═══ Dataset entries
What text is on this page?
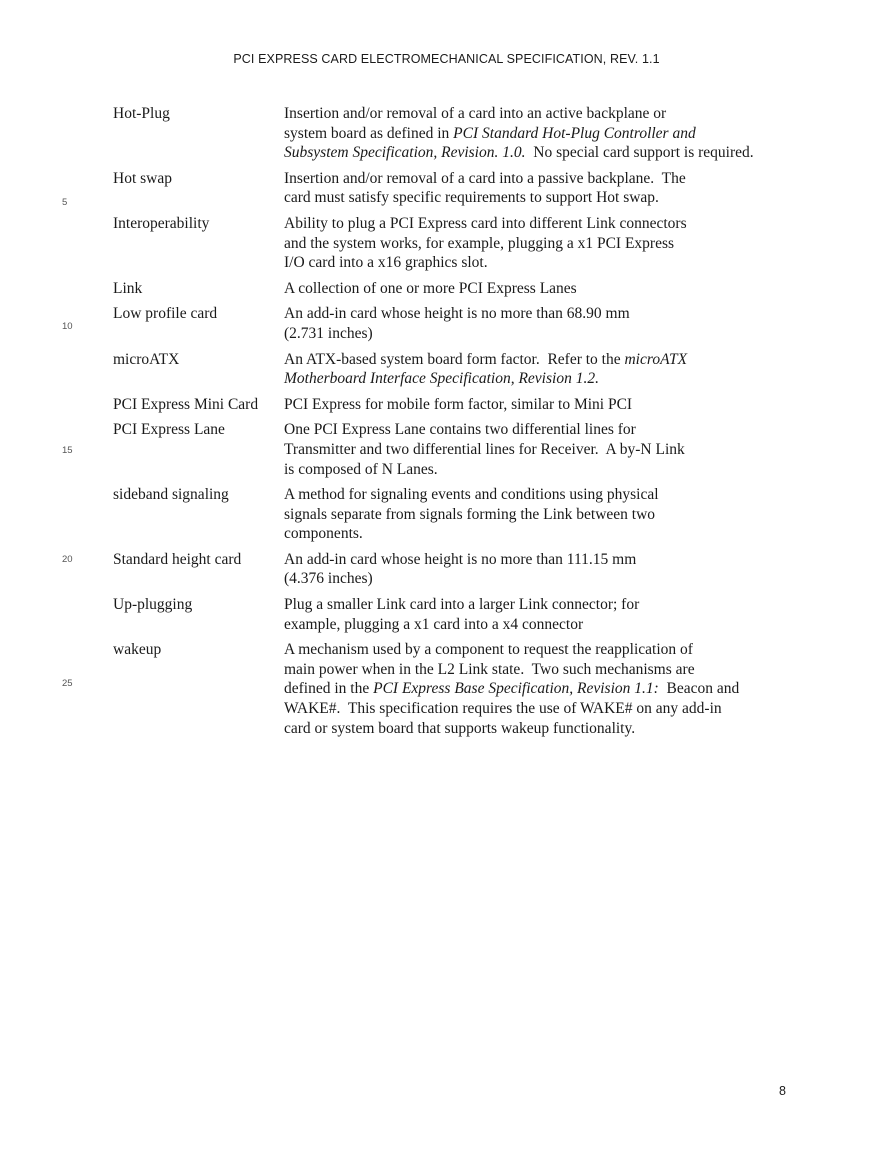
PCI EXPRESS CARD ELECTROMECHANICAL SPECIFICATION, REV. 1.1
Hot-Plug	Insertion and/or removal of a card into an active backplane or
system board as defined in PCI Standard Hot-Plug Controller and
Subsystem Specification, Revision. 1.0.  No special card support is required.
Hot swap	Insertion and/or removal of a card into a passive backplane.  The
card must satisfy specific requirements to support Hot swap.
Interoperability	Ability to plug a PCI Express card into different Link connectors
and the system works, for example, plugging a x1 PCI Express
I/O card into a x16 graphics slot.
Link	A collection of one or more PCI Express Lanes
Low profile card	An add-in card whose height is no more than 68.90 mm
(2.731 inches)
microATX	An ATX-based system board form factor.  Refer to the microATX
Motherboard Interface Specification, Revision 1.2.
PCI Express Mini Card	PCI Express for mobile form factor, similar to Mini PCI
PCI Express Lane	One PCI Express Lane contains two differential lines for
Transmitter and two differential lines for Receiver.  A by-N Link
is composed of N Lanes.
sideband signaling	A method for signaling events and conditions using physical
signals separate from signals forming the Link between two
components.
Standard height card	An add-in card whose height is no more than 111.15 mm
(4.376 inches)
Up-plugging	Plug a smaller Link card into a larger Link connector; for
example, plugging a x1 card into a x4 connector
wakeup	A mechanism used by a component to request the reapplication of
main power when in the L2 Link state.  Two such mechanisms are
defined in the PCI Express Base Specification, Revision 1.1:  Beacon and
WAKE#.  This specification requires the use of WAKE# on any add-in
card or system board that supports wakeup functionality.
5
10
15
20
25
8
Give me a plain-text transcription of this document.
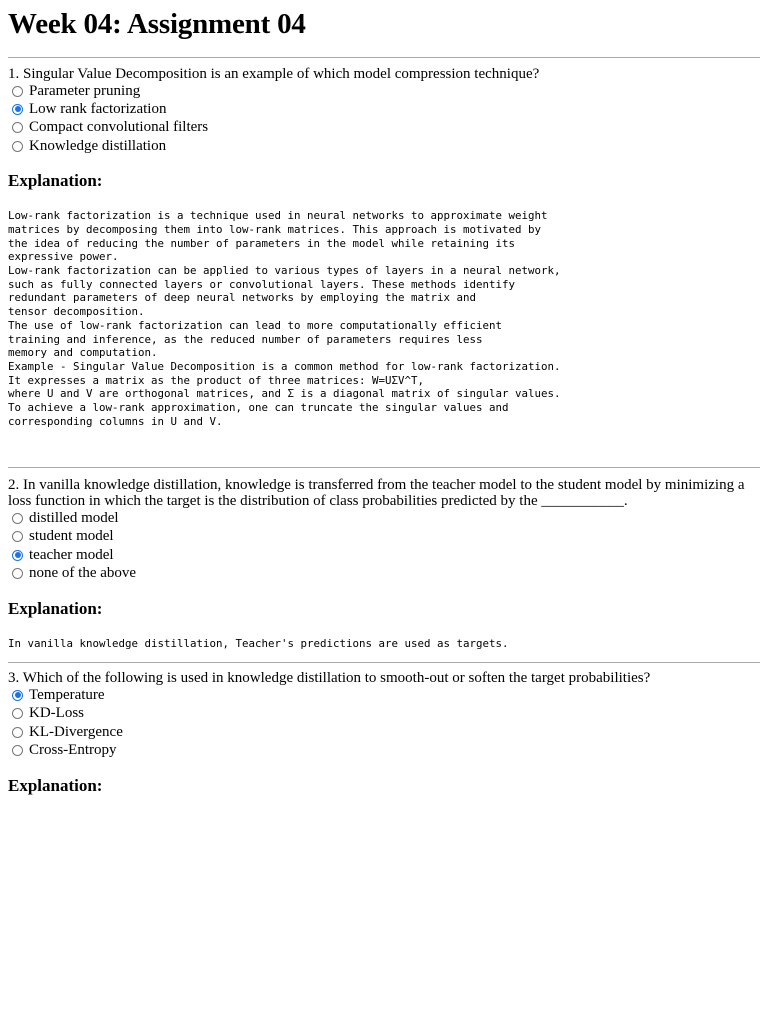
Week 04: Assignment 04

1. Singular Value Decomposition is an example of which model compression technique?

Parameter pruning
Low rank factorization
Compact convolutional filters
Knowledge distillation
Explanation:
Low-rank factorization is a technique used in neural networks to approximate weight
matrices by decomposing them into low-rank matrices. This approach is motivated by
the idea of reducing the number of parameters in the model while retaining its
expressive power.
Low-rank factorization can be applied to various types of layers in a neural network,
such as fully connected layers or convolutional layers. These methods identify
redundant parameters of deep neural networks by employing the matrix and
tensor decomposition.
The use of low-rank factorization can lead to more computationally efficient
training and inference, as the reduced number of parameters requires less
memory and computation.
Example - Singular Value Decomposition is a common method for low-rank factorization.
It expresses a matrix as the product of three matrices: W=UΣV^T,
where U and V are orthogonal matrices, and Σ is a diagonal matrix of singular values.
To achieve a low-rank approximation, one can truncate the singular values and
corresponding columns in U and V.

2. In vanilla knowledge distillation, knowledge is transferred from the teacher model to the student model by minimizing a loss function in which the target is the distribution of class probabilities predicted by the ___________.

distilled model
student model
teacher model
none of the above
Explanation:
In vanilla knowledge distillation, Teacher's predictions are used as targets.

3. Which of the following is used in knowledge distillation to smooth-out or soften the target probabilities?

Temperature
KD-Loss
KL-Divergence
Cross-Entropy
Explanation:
══════
═══ Dataset entries
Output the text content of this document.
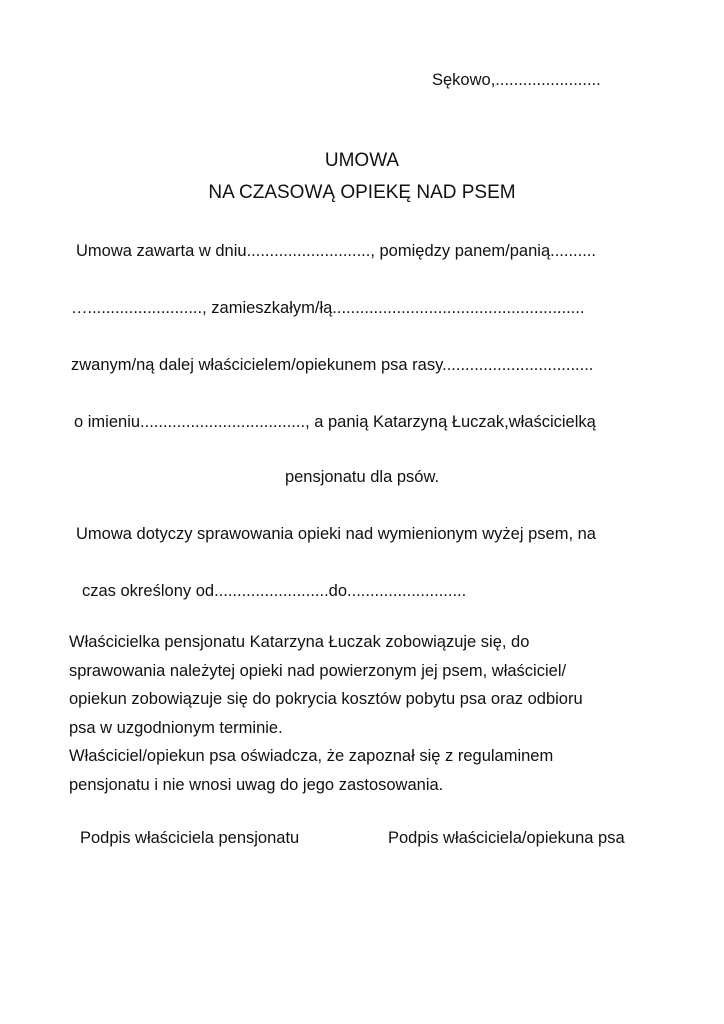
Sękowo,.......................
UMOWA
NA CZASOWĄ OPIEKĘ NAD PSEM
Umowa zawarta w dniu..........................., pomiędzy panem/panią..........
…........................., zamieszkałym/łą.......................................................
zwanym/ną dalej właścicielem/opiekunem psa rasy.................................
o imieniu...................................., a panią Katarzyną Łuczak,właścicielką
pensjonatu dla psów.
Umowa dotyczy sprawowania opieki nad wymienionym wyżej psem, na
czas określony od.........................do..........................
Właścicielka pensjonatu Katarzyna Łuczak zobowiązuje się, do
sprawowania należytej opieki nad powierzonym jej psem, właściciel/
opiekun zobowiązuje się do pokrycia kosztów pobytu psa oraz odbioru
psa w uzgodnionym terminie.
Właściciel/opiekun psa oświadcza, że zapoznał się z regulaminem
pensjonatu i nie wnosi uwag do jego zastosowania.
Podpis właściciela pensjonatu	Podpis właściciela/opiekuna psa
══════
═══ Dataset entries
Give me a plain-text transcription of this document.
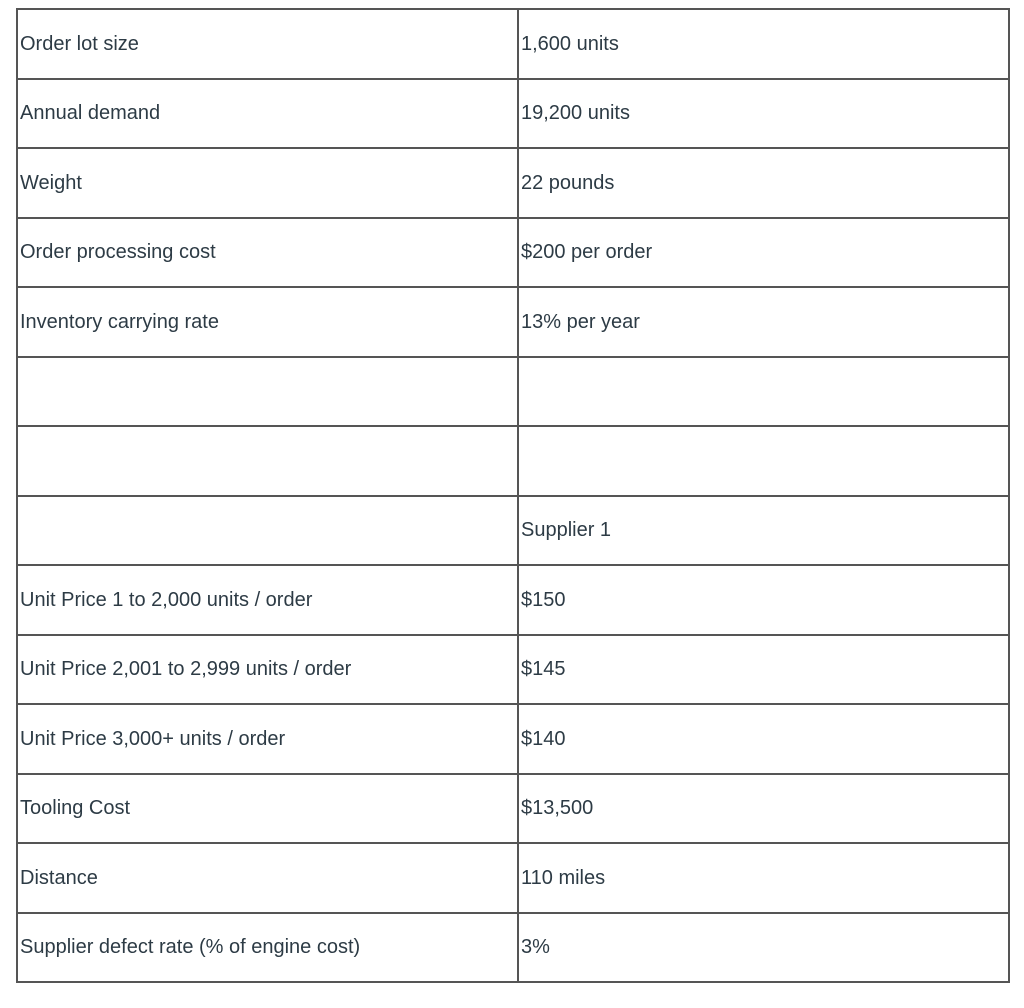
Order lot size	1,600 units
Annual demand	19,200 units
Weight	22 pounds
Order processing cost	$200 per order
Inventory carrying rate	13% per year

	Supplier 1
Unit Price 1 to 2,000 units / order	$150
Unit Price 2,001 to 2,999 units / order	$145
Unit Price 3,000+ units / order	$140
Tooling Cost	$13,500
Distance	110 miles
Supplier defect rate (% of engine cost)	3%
══════
### What you should do
Read the data above. Pull out each line in which the string "such" appears.

### Solution for this task
main power when in the L2 Link state.  Two such mechanisms are
such as fully connected layers or convolutional layers. These methods identify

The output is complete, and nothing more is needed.